• **Selected passage**:
··········
The summary statistics of groundwater physicochemical parameter is provided in Table 2. pH is an important parameter of groundwater because it influences its biological and chemical properties [68]. The values of pH of groundwater in the study area ranged from 6.52 to 7.43 with an average value of 7.09 (Table 2) indicating slightly acidic to slightly alkaline. The WHO established a safe pH range of 6.5–8.5 [69]. This, thus, means that the pH range of the groundwater samples in this study are well within the permissible limits. Electrical Conductivity, EC, values are between 30 and 560 μS/cm while its mean value is 240.8 μS/cm. Based on the EC of these samples, it is possible to conclude that the groundwater in this area of study is fresh in nature [65]. The TDS concentrations ranged from 20 to 375 mg/L, and with a mean value of 162.0 mg/L. All these groundwater samples are desirable and permissible (TDS < 500 mg/L) for drinking [70]. Excessive TDS in water can cause kidney stones, stomach annoyance and heart sickness [71]. Total Hardness (TH) varied from 10 to 66 mg/L with a mean value of 34.12 mg/L. All samples have TH within the safe limit of 150 mg/L for potable water [69, 70] and fell within the soft fresh water on TDS vs TH plot [64] (Fig. 3). TDS and TH are important parameters that may be used to evaluate the quality characteristics of groundwater because they can infer the mineralogical composition and overall potability of the water. High levels of TDS can indicate the presence of harmful contaminants, while TH measures the concentration of calcium and magnesium, which affect water hardness and can influence both health and the suitability of water for domestic use [63].

Table 2 Descriptive statistics of groundwater samples (n = 75) collected from basement complex metropolis of Ibadan, Southwest Nigeria

Fig. 3

Plot of Total Dissolved Solids (TDS) vs Total Hardness for groundwater samples collected from the Ibadan metropolis after Liu et al., (2020)
··········
• **Excerpted data**:
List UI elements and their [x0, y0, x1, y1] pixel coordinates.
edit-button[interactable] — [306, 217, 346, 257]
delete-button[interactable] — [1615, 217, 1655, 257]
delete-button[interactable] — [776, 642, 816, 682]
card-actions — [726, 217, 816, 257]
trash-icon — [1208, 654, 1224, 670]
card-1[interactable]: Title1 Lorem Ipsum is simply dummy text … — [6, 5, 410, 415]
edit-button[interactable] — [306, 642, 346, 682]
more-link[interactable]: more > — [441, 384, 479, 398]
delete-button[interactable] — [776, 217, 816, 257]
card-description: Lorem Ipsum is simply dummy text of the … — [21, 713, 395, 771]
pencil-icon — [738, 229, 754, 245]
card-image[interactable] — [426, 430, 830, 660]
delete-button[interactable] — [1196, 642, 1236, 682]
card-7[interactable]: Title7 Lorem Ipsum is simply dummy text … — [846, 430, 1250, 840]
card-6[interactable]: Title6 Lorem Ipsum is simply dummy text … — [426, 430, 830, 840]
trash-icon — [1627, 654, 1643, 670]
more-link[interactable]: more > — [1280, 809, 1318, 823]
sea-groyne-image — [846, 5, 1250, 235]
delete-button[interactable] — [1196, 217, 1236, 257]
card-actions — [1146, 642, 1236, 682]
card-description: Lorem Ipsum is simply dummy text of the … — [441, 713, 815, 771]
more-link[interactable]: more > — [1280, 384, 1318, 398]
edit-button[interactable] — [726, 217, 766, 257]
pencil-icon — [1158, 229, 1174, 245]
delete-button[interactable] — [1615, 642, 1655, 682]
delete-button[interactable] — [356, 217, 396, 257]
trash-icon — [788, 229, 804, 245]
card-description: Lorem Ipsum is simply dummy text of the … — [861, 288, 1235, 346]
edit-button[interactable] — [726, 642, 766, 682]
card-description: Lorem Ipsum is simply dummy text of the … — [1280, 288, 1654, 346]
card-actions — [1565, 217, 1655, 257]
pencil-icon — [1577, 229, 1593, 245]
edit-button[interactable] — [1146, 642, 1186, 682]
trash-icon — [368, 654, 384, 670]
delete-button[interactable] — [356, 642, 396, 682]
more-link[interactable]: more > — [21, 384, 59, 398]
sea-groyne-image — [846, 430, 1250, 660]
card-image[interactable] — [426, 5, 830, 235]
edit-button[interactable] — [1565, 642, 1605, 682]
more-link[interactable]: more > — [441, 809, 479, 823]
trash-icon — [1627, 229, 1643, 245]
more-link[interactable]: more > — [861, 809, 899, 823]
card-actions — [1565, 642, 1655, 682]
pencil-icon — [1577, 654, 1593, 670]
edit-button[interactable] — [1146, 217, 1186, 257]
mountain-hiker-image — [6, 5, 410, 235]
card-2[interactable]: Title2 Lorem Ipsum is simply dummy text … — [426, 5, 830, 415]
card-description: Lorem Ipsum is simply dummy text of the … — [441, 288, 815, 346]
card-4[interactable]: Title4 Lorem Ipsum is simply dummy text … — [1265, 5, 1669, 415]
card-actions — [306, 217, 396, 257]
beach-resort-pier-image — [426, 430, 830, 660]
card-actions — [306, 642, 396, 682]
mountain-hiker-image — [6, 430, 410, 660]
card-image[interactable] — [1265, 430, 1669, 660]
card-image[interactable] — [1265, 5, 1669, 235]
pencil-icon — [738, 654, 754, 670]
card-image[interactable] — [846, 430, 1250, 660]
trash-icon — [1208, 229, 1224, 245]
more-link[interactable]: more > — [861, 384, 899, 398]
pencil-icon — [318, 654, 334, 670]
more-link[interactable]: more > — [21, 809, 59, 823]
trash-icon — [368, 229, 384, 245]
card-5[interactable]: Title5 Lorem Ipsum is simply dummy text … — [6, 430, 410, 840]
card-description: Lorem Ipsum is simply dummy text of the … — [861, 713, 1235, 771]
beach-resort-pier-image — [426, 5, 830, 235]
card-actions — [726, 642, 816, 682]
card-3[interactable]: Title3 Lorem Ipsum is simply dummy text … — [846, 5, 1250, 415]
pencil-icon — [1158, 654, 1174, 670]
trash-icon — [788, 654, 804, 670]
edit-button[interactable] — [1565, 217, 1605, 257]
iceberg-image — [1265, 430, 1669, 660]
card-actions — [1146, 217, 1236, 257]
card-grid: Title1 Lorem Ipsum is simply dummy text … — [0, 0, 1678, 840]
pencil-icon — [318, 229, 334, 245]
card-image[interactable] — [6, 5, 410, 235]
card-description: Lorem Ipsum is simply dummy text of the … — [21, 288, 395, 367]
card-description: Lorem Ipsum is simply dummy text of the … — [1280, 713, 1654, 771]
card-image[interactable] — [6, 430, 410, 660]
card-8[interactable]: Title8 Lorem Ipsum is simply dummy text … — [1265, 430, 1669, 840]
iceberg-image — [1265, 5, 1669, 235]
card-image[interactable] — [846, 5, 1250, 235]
··········
• **Task**: Please give the range of pH values reported for the groundwater samples in the groundwater passage.

• **Exercise response**: 6.52 to 7.43